■ **WHAT IS EXPECTED**:
Lines containing the string "choose" are to be collected in full.

──────── SUPPLIED RECORDS ────────

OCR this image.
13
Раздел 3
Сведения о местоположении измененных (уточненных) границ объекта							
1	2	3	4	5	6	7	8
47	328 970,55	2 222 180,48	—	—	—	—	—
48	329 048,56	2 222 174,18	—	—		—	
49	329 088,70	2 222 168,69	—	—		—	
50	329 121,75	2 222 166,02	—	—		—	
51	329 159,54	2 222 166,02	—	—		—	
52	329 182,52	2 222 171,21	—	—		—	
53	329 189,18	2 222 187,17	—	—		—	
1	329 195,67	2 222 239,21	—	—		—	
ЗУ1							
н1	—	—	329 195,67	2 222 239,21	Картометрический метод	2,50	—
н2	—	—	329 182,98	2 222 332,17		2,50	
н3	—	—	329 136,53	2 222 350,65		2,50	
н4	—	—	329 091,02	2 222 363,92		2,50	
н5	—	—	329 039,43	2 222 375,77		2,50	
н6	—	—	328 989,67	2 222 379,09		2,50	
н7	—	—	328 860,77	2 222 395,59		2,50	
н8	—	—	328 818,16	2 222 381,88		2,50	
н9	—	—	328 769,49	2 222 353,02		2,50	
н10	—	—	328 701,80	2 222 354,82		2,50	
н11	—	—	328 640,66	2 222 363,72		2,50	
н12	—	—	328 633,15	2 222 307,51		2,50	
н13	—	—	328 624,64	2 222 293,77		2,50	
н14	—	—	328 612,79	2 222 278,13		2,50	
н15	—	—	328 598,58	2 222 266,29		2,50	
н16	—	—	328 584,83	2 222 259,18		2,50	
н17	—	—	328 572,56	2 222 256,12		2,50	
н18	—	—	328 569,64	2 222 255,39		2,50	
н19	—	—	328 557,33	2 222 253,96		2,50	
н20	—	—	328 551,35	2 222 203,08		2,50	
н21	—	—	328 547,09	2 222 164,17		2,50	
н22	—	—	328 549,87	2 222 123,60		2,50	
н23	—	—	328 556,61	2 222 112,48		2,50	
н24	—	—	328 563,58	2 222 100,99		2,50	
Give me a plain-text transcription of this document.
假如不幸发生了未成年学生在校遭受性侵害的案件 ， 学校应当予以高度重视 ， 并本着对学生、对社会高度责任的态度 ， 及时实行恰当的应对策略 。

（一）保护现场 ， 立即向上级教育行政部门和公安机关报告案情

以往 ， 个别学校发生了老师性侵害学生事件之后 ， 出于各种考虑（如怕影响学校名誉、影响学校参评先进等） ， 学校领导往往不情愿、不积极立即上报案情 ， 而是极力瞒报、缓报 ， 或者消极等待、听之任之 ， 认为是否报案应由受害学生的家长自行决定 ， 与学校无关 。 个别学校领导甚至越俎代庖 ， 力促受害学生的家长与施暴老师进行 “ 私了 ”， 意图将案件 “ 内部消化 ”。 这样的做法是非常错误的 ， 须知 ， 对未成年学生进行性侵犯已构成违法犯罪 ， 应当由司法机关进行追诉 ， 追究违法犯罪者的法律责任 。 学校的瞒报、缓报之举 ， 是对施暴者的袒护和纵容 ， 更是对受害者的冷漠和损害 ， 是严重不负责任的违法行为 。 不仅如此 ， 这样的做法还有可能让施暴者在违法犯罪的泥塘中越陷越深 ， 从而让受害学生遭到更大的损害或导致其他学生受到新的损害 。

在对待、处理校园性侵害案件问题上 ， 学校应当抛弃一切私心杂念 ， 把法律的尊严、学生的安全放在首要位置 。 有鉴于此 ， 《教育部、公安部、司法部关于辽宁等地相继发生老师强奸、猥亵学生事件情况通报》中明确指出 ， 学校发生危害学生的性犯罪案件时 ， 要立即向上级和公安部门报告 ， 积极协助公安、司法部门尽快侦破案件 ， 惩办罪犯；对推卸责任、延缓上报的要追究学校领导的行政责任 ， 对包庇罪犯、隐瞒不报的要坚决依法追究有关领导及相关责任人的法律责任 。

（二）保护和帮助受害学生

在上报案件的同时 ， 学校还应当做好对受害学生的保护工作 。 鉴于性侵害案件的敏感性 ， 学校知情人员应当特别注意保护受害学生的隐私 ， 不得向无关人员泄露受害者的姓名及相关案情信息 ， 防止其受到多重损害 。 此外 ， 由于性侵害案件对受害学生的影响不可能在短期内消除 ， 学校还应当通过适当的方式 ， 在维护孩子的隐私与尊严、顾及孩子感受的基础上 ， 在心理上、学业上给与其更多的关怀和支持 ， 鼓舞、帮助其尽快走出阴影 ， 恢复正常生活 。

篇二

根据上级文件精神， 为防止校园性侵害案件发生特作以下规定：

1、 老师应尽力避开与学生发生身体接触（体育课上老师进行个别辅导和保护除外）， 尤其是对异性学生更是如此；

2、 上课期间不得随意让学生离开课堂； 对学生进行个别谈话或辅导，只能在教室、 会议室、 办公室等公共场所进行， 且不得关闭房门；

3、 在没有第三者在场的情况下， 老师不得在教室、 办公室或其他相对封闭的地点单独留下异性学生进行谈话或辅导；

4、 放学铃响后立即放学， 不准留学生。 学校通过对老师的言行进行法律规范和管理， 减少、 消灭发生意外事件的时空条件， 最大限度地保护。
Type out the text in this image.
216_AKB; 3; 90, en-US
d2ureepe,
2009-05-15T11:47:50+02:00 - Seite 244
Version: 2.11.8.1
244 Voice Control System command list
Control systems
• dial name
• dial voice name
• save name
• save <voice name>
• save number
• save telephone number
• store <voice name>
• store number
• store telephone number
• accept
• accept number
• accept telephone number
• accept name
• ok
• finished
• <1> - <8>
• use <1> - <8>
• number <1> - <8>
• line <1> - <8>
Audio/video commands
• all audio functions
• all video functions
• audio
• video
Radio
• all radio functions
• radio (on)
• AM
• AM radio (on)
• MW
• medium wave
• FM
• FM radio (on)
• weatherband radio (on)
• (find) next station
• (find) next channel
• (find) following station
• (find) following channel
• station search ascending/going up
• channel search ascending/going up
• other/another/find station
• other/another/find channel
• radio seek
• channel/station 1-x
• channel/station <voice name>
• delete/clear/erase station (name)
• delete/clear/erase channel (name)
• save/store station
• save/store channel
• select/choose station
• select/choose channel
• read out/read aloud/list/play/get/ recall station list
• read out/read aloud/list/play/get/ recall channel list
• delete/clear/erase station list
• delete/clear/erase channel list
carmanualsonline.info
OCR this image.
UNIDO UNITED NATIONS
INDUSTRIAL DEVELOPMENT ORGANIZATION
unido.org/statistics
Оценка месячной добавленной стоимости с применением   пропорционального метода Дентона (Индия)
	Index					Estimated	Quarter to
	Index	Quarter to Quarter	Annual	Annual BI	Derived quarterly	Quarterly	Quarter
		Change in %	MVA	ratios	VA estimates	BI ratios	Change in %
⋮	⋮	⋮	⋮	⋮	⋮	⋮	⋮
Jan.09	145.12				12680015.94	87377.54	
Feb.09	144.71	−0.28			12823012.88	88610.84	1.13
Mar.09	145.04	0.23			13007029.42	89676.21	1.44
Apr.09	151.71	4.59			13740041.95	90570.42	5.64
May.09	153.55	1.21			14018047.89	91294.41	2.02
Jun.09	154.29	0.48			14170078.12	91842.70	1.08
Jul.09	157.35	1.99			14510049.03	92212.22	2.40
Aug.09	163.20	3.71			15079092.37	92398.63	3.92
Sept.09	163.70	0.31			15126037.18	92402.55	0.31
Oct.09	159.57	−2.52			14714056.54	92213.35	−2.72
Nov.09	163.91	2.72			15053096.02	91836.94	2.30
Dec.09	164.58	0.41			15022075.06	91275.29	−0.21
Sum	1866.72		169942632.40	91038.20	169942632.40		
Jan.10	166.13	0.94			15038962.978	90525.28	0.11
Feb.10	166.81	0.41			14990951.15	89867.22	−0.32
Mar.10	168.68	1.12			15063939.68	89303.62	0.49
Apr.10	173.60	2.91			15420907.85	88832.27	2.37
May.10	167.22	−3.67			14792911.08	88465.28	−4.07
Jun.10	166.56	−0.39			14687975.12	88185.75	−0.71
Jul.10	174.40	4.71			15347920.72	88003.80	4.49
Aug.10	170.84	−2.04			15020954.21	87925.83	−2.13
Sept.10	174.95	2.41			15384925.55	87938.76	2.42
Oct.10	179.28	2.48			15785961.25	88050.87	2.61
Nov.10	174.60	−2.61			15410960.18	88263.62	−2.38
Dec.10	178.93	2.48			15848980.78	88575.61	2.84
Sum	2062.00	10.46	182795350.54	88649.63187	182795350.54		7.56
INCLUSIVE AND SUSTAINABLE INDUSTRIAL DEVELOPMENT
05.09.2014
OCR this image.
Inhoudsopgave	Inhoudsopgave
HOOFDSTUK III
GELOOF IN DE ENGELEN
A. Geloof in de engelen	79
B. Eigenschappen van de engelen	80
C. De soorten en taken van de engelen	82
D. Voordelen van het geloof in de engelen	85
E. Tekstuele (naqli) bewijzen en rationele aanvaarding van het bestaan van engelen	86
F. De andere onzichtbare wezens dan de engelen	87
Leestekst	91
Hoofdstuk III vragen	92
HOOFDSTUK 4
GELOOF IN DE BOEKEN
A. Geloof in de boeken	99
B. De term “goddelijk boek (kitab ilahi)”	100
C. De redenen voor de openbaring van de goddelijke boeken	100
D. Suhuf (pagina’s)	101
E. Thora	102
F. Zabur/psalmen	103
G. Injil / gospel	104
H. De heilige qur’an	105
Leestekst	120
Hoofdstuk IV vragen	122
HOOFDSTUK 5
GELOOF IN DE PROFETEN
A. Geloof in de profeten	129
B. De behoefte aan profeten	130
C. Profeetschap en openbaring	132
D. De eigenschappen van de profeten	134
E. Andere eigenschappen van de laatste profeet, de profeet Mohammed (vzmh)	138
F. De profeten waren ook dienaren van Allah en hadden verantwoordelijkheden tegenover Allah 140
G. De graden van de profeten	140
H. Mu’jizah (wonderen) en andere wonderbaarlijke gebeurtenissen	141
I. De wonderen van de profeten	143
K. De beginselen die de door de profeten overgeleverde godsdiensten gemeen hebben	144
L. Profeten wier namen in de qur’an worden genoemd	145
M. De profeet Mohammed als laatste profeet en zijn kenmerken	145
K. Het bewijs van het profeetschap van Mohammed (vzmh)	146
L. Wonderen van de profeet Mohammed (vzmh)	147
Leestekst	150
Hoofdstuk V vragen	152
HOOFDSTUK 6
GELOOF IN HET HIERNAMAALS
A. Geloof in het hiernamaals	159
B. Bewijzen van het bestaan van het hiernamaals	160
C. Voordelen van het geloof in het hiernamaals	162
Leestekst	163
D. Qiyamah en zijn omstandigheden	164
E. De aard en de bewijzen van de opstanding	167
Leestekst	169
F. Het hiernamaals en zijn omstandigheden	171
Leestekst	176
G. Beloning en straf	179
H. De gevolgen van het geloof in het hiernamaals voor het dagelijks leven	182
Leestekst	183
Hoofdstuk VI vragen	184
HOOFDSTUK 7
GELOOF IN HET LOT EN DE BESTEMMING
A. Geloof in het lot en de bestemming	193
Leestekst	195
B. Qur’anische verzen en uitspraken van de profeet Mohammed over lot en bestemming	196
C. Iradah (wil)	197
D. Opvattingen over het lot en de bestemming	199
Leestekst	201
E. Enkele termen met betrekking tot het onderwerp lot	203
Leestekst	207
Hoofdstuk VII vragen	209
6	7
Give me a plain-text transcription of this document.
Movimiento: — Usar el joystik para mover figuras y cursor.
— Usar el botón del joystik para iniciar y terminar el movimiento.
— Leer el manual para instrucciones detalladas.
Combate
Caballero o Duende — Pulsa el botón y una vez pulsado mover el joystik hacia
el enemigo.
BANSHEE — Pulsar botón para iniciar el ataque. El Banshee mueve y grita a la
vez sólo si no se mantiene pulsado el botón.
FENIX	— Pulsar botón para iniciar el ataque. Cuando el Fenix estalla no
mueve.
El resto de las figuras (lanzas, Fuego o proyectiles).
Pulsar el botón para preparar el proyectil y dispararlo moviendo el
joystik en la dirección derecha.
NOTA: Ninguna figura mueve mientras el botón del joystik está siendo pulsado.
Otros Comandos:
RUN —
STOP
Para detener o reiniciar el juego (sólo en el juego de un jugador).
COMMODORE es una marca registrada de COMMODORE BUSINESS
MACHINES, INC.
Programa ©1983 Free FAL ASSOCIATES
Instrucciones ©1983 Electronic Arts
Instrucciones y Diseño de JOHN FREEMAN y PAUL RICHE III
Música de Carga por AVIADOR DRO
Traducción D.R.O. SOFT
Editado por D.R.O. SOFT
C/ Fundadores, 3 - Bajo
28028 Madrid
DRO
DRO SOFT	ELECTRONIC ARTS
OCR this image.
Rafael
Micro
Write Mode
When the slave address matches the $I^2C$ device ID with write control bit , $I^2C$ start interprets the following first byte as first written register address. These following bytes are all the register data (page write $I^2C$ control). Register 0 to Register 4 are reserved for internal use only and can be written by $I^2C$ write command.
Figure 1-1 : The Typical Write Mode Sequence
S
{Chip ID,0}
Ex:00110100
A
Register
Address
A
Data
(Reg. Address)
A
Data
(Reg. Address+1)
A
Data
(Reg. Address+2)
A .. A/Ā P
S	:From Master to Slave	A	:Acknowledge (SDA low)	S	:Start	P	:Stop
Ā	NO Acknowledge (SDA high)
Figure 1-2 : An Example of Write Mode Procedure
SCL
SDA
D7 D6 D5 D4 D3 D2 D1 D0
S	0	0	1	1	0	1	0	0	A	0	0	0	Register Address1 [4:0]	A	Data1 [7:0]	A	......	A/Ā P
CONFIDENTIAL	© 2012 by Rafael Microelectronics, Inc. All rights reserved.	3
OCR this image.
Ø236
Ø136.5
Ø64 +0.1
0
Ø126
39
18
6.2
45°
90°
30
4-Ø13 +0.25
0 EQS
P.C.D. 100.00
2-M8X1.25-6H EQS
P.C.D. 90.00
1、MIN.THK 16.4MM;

────────

■ **TASK OUTPUT**:
• select/choose station
• select/choose channel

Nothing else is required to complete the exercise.